─── Given information ───
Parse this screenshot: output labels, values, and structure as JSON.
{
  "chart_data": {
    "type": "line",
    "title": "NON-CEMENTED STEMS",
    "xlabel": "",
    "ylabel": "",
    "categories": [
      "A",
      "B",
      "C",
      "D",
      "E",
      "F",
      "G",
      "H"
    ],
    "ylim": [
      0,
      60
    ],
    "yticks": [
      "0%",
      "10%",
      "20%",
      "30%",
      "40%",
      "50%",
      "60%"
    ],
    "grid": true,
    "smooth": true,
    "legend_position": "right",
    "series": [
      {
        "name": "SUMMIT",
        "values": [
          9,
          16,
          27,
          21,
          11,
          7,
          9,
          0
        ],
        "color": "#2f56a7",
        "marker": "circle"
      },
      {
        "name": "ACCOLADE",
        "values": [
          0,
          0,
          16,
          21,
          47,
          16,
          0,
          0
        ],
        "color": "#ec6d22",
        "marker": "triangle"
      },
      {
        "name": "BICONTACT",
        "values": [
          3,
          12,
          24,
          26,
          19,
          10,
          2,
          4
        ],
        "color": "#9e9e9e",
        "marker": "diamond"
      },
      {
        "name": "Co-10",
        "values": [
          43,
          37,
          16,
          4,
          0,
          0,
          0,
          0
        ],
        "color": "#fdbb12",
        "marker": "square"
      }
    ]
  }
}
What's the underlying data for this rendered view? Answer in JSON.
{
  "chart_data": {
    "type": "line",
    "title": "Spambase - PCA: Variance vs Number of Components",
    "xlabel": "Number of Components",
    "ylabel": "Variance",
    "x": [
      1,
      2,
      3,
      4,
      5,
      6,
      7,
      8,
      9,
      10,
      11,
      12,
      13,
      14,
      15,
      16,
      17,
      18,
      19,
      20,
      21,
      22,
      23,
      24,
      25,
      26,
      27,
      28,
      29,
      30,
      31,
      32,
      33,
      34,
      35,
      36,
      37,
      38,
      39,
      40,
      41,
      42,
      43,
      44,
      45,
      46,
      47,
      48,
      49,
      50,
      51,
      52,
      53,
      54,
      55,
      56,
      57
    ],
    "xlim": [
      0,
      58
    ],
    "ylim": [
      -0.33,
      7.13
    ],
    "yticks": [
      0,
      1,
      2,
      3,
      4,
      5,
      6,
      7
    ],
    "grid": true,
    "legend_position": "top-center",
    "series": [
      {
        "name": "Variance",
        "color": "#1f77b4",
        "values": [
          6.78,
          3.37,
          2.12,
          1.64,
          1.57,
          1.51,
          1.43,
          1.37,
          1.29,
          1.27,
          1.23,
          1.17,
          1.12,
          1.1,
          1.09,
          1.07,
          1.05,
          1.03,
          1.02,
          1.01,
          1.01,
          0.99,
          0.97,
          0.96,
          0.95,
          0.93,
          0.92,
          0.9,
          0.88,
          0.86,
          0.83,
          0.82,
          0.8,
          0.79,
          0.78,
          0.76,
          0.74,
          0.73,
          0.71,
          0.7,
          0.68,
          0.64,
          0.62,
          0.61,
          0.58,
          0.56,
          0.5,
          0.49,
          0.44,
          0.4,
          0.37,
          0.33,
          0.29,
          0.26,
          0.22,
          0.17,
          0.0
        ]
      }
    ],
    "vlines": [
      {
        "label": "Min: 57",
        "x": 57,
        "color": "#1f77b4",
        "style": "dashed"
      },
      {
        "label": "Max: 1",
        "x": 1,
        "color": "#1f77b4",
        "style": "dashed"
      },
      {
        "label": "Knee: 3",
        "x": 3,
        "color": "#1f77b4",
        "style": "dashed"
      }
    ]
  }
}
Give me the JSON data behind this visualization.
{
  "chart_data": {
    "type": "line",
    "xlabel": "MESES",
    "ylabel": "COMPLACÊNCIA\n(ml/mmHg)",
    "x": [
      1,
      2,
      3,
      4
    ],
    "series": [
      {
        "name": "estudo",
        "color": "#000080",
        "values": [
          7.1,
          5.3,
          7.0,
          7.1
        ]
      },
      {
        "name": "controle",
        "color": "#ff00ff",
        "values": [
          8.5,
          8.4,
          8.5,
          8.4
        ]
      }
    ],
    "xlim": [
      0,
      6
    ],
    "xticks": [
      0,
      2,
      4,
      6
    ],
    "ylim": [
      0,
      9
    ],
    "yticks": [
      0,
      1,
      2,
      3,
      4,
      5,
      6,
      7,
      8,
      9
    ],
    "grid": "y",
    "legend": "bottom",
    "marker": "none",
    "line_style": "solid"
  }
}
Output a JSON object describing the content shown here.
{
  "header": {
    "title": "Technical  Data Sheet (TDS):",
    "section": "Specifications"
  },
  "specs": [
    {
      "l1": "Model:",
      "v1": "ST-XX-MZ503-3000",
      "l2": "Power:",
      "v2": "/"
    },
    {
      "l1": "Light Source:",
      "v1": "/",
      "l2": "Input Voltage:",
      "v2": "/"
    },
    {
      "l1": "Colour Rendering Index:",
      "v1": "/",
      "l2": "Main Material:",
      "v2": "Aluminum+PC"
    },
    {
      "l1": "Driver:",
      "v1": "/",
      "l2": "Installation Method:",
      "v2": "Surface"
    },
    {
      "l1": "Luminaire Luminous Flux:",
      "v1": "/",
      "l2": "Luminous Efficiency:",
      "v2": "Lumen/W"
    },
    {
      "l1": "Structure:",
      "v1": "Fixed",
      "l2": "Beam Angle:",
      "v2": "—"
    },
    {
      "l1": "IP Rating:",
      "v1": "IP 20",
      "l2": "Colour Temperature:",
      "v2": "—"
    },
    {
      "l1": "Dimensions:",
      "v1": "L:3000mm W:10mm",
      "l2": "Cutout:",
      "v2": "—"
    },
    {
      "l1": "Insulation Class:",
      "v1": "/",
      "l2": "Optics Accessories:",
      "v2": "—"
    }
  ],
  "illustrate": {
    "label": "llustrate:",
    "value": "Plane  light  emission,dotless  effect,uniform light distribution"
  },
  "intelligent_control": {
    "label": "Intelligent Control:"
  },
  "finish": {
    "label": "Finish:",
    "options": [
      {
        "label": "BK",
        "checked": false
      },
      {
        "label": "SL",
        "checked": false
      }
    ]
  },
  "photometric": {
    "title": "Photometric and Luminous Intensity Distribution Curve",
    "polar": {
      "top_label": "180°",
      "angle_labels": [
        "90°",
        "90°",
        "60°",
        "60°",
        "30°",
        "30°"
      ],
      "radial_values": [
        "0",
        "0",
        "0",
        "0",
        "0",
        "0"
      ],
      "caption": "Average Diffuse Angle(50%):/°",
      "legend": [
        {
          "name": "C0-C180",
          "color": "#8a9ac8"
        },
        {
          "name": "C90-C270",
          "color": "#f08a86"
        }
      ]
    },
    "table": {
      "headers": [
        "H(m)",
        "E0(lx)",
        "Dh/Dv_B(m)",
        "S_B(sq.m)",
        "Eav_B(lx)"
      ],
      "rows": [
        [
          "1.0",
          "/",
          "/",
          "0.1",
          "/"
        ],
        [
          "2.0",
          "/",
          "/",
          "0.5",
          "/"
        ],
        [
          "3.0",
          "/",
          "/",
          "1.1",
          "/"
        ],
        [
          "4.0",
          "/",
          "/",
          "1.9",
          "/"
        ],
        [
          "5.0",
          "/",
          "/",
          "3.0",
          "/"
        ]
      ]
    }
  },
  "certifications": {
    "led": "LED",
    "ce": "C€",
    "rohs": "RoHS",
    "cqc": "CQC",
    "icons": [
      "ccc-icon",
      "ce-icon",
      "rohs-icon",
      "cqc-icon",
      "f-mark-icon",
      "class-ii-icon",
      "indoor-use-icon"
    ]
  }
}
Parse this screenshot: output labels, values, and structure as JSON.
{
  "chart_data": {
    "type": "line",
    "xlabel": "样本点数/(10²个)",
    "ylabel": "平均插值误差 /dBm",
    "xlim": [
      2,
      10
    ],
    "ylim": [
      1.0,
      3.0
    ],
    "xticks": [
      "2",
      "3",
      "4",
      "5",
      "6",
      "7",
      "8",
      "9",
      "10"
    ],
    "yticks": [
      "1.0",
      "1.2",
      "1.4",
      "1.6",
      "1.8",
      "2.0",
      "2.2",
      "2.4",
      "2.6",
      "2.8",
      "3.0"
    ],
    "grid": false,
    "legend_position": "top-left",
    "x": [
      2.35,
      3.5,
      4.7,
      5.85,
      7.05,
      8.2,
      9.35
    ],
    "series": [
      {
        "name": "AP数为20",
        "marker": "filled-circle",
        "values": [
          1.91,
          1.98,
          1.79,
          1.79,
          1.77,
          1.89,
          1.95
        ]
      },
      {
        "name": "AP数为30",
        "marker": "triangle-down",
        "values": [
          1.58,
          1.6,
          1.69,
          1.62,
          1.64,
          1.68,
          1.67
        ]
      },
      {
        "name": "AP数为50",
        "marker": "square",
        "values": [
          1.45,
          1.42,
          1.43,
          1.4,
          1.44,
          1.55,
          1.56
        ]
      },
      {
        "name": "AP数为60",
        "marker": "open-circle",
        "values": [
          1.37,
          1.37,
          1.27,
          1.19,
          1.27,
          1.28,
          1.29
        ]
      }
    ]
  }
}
───
# [Exercise instructions]
Out of the material above, select every line that holds the string "circle".

# [Complete response]
        "marker": "circle"
        "marker": "filled-circle",
        "marker": "open-circle",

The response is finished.